**WHAT IS ASKED**
Exactly repeat the material, dropping every picture from the copy.

## begin MATERIAL

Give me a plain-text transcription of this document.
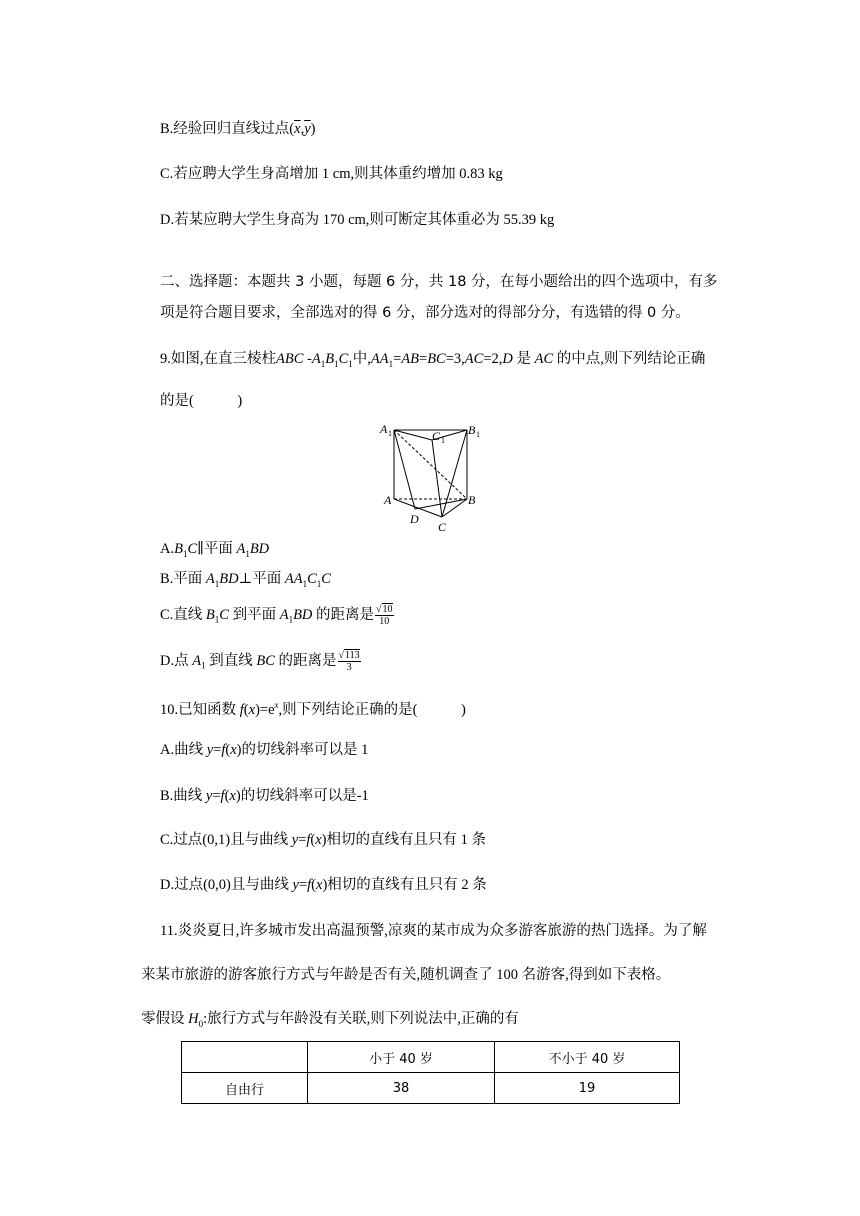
B.经验回归直线过点$(\overline{x},\overline{y})$
C.若应聘大学生身高增加 1 cm,则其体重约增加 0.83 kg
D.若某应聘大学生身高为 170 cm,则可断定其体重必为 55.39 kg
二、选择题：本题共 3 小题，每题 6 分，共 18 分，在每小题给出的四个选项中，有多
项是符合题目要求，全部选对的得 6 分，部分选对的得部分分，有选错的得 0 分。
9.如图,在直三棱柱ABC $-A_1B_1C_1$中$,AA_1=AB=BC=3,AC=2,D$ 是 AC 的中点,则下列结论正确
的是(　　　)
A 1	C 1
B 1
A	B
D
C
$A.B_1C\parallel$平面 $A_1BD$
B.平面 $A_1BD\perp$平面 $AA_1C_1C$
C.直线 $B_1C$ 到平面 $A_1BD$ 的距离是 $\frac{√10}{10}$
D.点 $A_1$ 到直线 BC 的距离是 $\frac{√113}{3}$
10.已知函数 $f(x)=e^x$,则下列结论正确的是(　　　)
A.曲线 y=f(x)的切线斜率可以是 1
B.曲线 y=f(x)的切线斜率可以是-1
C.过点(0,1)且与曲线 y=f(x)相切的直线有且只有 1 条
D.过点(0,0)且与曲线 y=f(x)相切的直线有且只有 2 条
11.炎炎夏日,许多城市发出高温预警,凉爽的某市成为众多游客旅游的热门选择。为了解
来某市旅游的游客旅行方式与年龄是否有关,随机调查了 100 名游客,得到如下表格。
零假设 $H_0$:旅行方式与年龄没有关联,则下列说法中,正确的有
	小于 40 岁	不小于 40 岁
自由行	38	19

## end MATERIAL

**WORKED ANSWER**
Give me a plain-text transcription of this document.
B.经验回归直线过点$(\overline{x},\overline{y})$
C.若应聘大学生身高增加 1 cm,则其体重约增加 0.83 kg
D.若某应聘大学生身高为 170 cm,则可断定其体重必为 55.39 kg
二、选择题：本题共 3 小题，每题 6 分，共 18 分，在每小题给出的四个选项中，有多
项是符合题目要求，全部选对的得 6 分，部分选对的得部分分，有选错的得 0 分。
9.如图,在直三棱柱ABC $-A_1B_1C_1$中$,AA_1=AB=BC=3,AC=2,D$ 是 AC 的中点,则下列结论正确
的是(　　　)
A 1	C 1
B 1
A	B
D
C
$A.B_1C\parallel$平面 $A_1BD$
B.平面 $A_1BD\perp$平面 $AA_1C_1C$
C.直线 $B_1C$ 到平面 $A_1BD$ 的距离是 $\frac{√10}{10}$
D.点 $A_1$ 到直线 BC 的距离是 $\frac{√113}{3}$
10.已知函数 $f(x)=e^x$,则下列结论正确的是(　　　)
A.曲线 y=f(x)的切线斜率可以是 1
B.曲线 y=f(x)的切线斜率可以是-1
C.过点(0,1)且与曲线 y=f(x)相切的直线有且只有 1 条
D.过点(0,0)且与曲线 y=f(x)相切的直线有且只有 2 条
11.炎炎夏日,许多城市发出高温预警,凉爽的某市成为众多游客旅游的热门选择。为了解
来某市旅游的游客旅行方式与年龄是否有关,随机调查了 100 名游客,得到如下表格。
零假设 $H_0$:旅行方式与年龄没有关联,则下列说法中,正确的有
	小于 40 岁	不小于 40 岁
自由行	38	19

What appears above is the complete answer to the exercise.